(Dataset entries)

* * * * * * * * *

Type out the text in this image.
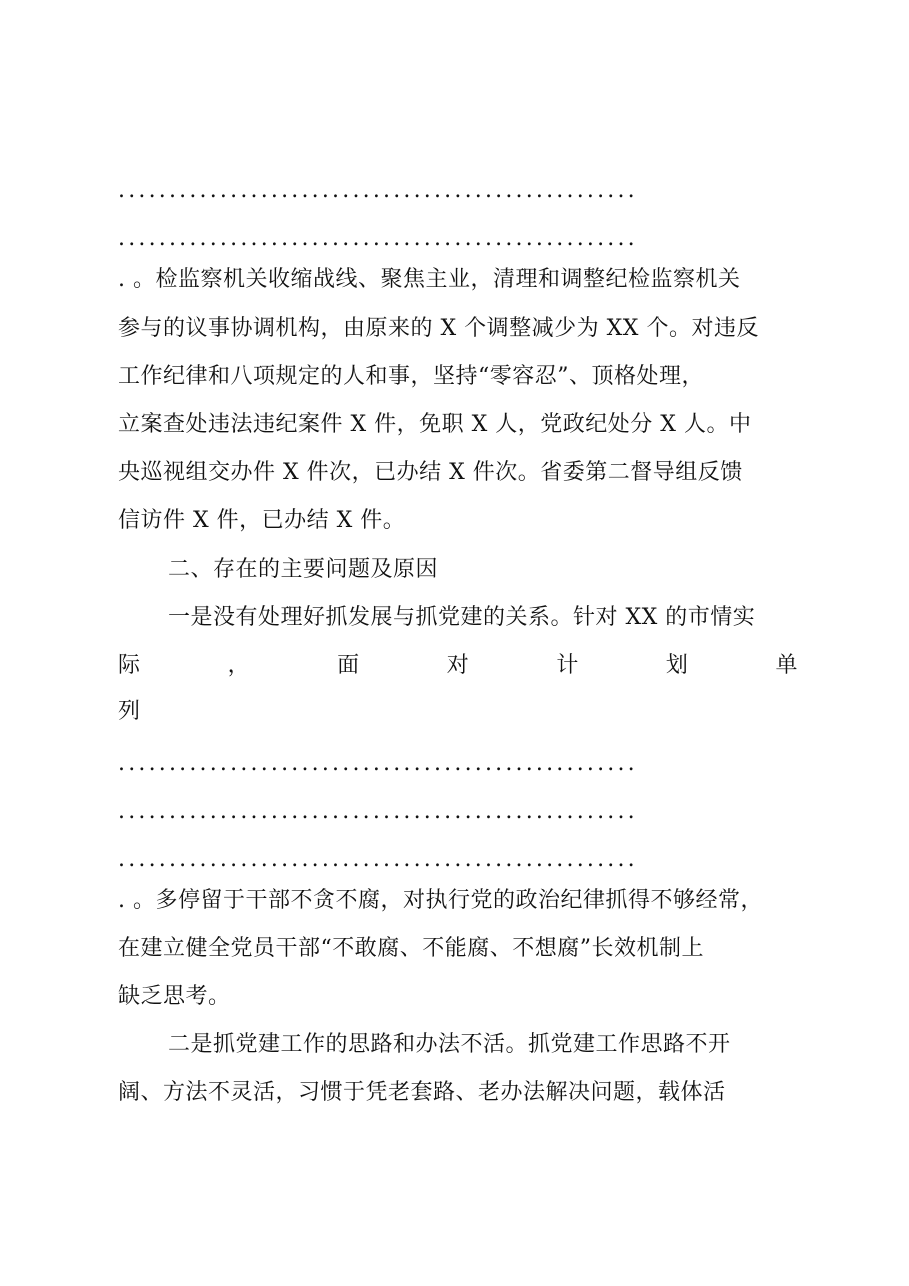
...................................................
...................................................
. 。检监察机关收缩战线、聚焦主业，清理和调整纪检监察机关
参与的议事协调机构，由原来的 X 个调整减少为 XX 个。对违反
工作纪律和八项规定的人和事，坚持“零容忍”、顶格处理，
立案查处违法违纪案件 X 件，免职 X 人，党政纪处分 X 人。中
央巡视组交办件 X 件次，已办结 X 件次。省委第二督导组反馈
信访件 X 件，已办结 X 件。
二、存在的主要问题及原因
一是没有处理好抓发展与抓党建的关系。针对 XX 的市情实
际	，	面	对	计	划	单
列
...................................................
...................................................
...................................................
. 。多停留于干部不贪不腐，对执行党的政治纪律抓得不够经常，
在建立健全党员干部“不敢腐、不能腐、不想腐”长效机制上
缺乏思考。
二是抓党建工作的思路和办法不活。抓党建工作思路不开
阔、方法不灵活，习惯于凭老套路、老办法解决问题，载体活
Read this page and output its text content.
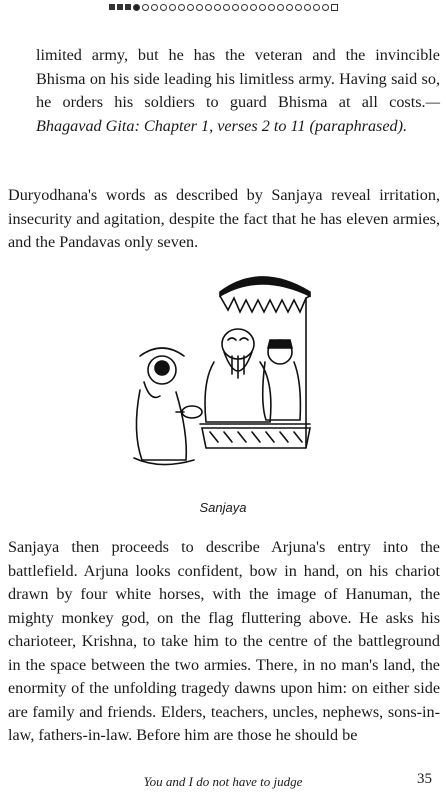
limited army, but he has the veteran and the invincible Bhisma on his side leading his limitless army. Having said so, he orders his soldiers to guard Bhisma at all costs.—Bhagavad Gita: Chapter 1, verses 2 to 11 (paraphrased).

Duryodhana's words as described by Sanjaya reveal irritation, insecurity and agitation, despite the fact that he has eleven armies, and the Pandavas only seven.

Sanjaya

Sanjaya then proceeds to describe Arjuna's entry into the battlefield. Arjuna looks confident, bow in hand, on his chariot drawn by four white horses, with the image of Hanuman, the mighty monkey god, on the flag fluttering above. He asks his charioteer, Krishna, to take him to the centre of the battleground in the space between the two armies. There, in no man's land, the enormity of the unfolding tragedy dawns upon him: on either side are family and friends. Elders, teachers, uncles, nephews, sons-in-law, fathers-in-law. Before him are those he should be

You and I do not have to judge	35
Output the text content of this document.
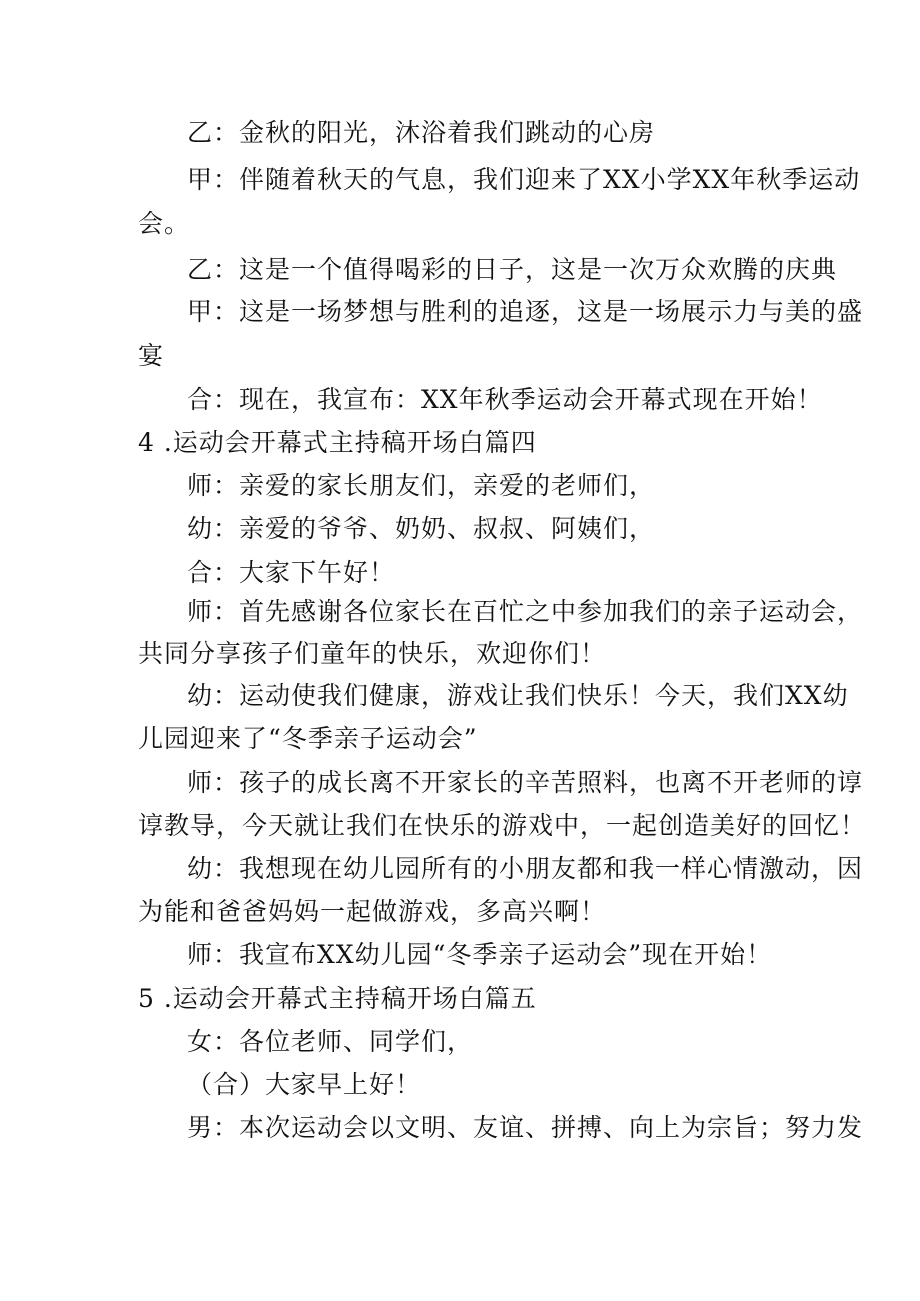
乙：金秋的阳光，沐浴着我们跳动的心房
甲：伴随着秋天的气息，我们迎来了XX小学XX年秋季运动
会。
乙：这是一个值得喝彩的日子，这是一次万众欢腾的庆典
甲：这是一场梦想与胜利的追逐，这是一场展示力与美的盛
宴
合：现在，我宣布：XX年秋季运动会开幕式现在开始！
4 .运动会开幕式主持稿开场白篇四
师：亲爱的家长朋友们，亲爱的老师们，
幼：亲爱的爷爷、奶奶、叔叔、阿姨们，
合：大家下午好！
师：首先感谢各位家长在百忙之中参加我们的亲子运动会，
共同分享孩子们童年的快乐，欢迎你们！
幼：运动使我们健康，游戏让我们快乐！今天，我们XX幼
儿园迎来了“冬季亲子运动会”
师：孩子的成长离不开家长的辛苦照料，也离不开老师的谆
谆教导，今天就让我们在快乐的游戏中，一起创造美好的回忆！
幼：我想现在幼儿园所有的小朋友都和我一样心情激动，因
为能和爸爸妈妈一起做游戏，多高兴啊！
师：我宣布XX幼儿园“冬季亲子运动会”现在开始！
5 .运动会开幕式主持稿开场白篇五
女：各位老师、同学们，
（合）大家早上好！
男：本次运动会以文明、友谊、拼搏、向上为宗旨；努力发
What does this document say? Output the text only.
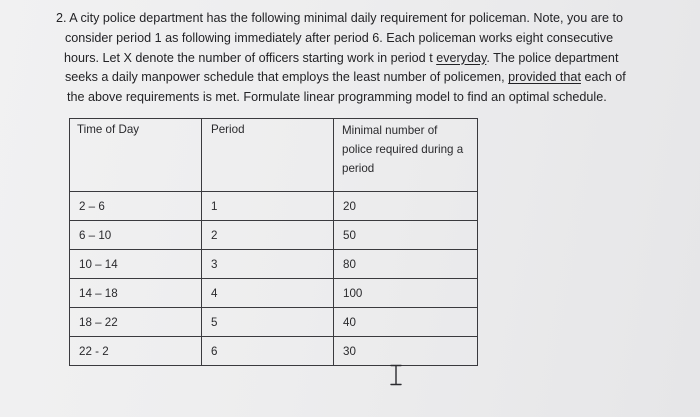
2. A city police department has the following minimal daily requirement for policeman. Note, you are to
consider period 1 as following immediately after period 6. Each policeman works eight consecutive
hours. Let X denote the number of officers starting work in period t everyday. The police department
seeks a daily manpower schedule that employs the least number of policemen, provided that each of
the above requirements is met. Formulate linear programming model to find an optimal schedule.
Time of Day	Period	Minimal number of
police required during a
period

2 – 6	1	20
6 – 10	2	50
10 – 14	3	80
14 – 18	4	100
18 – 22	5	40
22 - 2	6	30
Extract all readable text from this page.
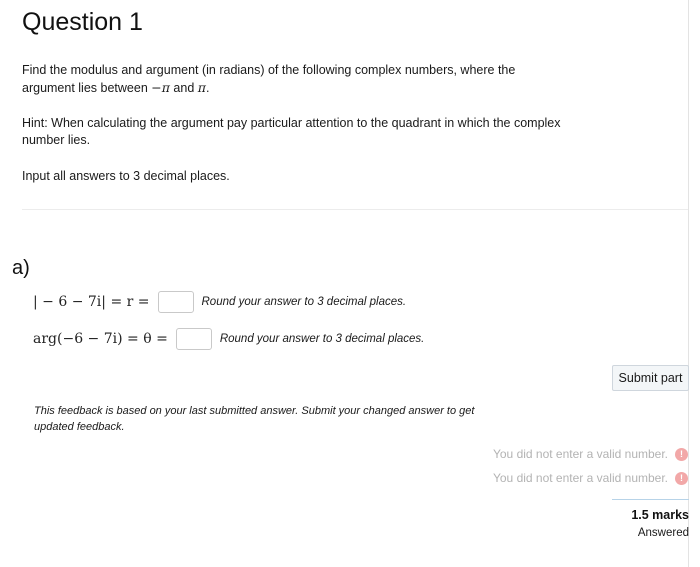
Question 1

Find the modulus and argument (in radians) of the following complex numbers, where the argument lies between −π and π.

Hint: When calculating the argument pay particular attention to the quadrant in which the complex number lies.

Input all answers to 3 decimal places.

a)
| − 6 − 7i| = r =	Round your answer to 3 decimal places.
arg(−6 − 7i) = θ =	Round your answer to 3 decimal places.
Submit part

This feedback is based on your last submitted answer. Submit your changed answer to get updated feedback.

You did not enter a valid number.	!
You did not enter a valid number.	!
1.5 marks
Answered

* * * * * * * * *

• TASK GOAL:
Show the lines where the word "冬季亲子运动会" appears in the entries.

• TASK OUTPUT:
儿园迎来了“冬季亲子运动会”
师：我宣布XX幼儿园“冬季亲子运动会”现在开始！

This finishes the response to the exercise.